Check each line of the material below for "their", then copy the ones that contain it.
[begin Data for this exercise]
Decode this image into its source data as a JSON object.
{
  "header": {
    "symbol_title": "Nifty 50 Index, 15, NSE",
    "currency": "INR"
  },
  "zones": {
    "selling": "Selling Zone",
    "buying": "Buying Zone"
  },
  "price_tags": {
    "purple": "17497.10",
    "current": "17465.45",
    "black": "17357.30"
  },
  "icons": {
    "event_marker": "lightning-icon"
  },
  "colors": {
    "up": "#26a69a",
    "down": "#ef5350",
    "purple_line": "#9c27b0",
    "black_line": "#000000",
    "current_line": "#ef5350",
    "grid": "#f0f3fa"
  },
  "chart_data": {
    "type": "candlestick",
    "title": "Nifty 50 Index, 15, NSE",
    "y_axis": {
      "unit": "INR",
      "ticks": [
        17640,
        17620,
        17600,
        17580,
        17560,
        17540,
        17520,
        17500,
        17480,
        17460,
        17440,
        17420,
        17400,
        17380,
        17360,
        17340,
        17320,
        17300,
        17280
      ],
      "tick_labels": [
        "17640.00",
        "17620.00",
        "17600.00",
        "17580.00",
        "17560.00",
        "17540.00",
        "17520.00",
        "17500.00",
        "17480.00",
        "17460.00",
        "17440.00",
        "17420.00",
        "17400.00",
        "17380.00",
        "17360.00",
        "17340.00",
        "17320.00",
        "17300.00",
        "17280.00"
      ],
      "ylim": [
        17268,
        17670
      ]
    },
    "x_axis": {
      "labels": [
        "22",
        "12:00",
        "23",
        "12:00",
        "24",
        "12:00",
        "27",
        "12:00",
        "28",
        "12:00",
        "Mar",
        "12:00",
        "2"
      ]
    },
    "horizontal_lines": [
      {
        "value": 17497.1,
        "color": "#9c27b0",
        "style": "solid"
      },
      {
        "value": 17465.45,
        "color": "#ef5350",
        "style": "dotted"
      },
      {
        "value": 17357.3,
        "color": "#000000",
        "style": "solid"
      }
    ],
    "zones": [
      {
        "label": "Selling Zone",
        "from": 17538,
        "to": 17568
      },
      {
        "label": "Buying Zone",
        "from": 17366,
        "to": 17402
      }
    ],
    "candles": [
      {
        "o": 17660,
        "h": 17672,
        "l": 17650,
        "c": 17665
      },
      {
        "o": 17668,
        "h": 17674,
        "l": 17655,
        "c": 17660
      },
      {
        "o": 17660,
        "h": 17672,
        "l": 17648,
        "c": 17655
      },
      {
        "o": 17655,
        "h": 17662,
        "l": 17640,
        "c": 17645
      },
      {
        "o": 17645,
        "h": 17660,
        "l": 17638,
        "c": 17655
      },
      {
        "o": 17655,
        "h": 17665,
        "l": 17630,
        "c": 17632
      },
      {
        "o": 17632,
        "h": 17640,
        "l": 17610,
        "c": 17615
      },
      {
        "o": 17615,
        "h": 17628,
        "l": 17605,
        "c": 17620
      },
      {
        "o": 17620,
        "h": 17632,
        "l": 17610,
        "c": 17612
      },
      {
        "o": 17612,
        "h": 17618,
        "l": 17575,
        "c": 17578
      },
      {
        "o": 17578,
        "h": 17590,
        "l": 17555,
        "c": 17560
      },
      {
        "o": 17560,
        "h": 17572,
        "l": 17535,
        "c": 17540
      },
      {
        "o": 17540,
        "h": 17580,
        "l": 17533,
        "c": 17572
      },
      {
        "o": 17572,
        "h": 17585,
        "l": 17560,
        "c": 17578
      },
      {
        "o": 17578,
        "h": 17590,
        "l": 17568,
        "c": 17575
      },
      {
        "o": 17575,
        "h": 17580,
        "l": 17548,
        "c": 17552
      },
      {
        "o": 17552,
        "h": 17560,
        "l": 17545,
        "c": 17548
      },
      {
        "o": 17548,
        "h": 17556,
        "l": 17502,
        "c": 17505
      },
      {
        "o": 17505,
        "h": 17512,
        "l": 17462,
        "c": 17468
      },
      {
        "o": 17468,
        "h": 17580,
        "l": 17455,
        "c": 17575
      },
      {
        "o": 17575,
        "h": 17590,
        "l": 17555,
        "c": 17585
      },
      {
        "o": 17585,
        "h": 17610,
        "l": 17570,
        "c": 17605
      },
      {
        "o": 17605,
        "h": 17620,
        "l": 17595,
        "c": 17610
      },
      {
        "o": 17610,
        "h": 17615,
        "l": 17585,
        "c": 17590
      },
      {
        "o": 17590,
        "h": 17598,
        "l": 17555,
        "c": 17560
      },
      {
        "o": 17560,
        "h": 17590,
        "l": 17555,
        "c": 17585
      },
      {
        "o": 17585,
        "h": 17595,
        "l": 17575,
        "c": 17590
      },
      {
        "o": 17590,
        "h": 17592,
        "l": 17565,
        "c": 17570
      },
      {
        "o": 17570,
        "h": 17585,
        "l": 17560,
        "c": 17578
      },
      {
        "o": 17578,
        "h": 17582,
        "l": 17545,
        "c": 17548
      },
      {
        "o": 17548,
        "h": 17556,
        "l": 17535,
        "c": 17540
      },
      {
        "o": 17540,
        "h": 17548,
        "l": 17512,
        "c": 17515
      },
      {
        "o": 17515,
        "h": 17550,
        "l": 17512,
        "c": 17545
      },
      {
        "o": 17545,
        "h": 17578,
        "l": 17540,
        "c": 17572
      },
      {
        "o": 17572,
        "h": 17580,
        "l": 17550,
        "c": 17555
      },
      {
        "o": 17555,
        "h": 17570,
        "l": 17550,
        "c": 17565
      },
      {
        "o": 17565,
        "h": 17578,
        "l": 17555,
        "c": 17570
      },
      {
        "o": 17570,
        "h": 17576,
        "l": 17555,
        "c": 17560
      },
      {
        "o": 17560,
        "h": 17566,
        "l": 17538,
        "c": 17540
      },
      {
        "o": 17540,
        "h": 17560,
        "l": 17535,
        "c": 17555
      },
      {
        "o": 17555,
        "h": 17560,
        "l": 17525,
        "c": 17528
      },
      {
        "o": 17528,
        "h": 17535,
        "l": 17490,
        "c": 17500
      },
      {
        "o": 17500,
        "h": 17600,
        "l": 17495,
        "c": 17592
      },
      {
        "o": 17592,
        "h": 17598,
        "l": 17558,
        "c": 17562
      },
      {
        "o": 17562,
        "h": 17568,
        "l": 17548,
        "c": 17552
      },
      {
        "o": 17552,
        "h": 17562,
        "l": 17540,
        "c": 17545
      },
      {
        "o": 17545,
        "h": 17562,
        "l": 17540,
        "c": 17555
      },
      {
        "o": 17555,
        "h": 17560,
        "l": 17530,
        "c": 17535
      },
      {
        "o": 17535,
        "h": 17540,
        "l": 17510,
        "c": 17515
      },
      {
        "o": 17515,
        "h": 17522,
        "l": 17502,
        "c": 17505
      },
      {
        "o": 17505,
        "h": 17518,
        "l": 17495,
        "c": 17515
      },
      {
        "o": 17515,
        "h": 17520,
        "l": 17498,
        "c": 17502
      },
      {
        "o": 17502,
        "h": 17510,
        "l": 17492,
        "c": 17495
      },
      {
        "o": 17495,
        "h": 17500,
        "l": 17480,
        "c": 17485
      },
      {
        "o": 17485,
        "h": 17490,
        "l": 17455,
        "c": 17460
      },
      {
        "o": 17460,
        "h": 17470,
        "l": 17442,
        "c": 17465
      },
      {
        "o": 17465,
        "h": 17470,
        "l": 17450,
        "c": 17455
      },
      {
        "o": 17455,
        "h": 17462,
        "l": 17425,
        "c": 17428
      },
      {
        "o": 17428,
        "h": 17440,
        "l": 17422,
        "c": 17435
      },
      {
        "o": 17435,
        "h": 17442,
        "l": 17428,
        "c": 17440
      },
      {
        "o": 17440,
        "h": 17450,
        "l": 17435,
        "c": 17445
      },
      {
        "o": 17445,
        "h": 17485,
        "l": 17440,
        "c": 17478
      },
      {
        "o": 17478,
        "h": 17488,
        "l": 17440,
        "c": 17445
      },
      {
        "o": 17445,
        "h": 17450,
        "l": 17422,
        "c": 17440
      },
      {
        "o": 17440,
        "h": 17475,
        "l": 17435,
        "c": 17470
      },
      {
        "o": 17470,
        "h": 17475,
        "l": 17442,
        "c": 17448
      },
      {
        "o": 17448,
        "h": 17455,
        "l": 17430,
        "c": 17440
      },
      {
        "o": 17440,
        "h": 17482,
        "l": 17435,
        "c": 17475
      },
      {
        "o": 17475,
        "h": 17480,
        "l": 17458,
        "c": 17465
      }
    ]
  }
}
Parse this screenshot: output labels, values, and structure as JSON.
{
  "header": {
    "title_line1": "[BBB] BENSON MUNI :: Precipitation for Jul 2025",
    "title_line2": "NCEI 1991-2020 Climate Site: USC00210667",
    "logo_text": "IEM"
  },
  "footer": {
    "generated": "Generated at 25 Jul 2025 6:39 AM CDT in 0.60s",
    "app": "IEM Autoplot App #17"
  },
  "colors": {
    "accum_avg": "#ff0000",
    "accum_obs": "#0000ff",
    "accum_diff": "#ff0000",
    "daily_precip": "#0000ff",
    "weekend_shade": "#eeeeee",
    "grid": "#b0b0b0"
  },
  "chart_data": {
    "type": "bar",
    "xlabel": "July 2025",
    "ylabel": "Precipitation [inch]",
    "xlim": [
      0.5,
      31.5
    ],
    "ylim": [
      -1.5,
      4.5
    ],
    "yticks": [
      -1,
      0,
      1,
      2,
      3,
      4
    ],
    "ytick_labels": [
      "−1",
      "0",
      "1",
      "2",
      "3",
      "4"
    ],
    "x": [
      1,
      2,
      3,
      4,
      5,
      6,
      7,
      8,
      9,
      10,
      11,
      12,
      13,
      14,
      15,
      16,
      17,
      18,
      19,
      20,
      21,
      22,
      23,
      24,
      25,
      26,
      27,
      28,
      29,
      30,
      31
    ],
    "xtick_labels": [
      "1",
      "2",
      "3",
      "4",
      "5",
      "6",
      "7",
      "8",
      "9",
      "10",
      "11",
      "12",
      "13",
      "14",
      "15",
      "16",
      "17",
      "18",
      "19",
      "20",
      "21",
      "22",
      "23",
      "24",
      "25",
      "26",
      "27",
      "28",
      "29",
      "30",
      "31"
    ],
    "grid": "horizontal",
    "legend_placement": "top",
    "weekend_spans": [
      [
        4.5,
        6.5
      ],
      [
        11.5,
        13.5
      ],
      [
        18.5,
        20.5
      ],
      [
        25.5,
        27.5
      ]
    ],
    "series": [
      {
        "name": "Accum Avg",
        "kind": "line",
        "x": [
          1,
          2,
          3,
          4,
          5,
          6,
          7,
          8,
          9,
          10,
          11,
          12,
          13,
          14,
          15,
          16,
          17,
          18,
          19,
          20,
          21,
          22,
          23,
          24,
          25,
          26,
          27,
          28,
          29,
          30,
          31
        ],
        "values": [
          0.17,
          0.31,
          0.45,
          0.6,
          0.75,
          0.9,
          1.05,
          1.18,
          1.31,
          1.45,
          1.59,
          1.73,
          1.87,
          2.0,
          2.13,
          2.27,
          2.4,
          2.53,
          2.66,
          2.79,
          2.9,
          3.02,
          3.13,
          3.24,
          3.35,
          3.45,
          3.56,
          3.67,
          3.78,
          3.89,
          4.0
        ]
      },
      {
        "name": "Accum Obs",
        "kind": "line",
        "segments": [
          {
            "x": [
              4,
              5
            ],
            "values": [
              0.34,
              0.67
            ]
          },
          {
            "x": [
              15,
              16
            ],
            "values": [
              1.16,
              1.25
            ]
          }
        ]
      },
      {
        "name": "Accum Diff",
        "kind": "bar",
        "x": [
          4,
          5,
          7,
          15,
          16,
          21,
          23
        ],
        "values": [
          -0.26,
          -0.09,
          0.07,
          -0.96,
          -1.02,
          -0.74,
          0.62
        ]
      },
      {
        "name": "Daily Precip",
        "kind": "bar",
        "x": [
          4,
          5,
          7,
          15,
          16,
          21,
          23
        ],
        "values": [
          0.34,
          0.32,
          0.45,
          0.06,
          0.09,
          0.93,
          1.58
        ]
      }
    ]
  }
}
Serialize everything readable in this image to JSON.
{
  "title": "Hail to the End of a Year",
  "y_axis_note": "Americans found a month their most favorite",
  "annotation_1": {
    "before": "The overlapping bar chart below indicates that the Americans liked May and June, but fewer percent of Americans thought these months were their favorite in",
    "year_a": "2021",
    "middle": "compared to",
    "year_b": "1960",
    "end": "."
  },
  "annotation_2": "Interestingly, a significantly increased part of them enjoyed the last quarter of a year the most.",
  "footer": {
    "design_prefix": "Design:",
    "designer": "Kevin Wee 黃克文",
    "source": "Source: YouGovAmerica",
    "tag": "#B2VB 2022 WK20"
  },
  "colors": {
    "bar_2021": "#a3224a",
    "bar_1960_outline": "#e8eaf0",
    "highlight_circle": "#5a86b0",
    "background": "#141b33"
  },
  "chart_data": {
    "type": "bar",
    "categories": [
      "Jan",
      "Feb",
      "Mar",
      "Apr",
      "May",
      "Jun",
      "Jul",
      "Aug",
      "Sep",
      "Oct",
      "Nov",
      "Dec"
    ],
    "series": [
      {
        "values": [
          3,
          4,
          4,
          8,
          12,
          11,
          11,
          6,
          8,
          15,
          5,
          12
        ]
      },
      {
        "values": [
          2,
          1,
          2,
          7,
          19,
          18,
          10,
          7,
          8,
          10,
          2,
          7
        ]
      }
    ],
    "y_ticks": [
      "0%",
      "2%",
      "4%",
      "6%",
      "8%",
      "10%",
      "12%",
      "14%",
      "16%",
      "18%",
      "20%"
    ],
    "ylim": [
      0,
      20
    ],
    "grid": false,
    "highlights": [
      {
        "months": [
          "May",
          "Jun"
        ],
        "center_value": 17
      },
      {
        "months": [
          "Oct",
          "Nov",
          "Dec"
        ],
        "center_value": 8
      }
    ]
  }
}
[end Data for this exercise]
_Solution for this exercise_
  "y_axis_note": "Americans found a month their most favorite",
    "before": "The overlapping bar chart below indicates that the Americans liked May and June, but fewer percent of Americans thought these months were their favorite in",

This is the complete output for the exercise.